* _Available data_
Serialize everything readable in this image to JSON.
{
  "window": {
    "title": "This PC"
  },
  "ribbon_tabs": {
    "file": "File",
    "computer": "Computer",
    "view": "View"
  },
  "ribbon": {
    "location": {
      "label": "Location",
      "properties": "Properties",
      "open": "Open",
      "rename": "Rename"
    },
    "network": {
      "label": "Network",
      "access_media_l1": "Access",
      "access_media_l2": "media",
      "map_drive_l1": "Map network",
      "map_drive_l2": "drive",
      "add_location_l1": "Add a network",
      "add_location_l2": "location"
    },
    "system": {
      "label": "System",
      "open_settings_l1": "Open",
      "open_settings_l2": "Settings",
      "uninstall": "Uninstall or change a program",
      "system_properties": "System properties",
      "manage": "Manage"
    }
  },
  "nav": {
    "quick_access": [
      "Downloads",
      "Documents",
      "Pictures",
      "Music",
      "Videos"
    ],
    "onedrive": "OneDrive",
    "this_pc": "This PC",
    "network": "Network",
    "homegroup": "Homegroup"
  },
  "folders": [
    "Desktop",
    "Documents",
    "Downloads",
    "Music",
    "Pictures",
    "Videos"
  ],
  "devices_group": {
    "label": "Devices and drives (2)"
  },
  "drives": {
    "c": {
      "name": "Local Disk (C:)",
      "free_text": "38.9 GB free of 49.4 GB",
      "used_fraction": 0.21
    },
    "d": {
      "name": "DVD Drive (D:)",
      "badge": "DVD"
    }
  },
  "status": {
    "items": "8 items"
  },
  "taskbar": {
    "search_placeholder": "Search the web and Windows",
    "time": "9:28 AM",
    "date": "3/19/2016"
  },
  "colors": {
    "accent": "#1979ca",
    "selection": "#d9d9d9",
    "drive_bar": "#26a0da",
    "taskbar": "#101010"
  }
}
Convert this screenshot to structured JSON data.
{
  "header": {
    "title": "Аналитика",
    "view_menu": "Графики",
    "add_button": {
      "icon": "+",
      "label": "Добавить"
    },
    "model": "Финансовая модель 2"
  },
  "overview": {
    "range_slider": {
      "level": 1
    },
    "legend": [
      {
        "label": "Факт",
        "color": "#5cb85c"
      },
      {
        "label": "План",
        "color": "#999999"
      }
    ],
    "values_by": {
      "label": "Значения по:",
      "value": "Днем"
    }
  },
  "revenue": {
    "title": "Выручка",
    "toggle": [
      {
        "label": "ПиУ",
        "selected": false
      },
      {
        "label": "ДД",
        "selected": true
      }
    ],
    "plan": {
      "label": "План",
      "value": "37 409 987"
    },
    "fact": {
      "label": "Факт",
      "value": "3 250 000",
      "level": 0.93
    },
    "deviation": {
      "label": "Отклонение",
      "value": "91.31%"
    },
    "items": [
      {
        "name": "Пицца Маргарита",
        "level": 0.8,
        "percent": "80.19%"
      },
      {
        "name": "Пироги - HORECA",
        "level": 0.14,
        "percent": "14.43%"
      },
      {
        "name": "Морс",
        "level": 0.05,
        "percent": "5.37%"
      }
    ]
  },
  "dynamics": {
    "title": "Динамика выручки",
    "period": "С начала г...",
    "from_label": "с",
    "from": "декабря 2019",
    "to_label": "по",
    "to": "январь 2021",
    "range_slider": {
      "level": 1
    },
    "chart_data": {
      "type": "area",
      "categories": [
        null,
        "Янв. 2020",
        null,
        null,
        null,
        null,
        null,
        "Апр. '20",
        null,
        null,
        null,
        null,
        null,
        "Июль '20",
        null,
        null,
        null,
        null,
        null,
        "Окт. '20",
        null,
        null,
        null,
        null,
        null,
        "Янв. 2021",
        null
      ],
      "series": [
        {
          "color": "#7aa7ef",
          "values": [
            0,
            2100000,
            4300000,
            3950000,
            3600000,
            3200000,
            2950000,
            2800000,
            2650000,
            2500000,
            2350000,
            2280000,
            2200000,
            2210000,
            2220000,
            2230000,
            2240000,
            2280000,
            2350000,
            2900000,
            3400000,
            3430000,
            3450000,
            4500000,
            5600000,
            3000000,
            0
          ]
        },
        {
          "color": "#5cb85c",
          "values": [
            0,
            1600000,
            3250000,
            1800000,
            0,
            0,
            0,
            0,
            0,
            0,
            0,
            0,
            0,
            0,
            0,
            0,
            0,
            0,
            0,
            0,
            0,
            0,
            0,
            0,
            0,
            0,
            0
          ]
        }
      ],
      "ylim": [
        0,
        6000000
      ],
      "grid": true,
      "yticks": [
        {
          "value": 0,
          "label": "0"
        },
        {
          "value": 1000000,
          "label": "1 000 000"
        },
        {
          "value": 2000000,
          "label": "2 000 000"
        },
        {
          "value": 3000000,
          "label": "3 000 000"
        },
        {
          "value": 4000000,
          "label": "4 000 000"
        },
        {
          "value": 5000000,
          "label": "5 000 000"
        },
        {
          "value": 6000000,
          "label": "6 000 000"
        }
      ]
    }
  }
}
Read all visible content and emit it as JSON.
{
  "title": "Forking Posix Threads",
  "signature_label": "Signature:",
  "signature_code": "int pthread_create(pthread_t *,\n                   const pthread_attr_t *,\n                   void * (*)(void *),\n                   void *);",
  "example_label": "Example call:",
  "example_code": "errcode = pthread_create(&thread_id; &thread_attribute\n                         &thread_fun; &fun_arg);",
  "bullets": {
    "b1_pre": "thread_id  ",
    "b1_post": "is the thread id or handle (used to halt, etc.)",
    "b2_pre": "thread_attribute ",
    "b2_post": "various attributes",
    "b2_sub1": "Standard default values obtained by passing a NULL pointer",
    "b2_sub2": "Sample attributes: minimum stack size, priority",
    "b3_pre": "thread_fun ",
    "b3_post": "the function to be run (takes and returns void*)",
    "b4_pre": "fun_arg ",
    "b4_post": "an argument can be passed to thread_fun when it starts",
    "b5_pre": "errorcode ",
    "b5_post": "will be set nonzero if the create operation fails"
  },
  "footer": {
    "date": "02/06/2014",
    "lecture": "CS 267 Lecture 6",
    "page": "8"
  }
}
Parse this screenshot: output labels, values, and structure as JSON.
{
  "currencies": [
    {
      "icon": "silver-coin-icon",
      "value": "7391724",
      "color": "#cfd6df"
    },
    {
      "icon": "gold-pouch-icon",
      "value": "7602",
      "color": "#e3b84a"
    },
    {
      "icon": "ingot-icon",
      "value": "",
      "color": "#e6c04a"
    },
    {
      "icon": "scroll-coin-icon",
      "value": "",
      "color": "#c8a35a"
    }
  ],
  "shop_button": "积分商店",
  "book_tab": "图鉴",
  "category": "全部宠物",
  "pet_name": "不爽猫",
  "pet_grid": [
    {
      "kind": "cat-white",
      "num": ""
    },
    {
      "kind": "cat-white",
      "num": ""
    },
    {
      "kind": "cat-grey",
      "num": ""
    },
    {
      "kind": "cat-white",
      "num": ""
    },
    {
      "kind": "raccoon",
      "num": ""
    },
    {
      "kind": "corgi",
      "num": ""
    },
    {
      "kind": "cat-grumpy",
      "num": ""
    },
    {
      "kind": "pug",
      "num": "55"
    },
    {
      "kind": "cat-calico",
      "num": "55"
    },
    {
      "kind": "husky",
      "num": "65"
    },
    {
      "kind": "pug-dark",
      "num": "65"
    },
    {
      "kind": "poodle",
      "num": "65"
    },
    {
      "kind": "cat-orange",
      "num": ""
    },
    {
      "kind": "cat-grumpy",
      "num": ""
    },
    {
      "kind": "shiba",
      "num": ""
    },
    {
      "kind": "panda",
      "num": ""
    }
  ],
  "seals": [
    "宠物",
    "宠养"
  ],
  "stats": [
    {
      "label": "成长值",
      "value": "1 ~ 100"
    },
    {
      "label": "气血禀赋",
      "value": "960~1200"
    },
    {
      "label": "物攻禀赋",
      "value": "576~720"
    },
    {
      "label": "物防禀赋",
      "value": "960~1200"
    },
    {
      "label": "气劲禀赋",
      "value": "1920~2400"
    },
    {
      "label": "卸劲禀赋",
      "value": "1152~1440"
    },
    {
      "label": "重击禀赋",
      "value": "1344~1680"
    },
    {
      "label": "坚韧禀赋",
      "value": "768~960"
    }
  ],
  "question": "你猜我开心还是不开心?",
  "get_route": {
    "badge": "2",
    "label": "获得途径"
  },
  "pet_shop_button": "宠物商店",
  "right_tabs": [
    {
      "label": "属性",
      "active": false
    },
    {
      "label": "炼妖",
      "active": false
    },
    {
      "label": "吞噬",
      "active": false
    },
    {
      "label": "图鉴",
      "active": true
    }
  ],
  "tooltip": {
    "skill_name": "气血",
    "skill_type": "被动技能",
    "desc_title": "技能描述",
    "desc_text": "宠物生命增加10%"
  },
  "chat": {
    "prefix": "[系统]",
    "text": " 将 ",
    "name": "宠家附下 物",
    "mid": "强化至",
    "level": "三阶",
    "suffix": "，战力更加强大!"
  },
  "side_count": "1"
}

* _Stated problem_
Using the records above, list each line that includes "screenshot".

* _Result for this exercise_
Convert this screenshot to structured JSON data.
Parse this screenshot: output labels, values, and structure as JSON.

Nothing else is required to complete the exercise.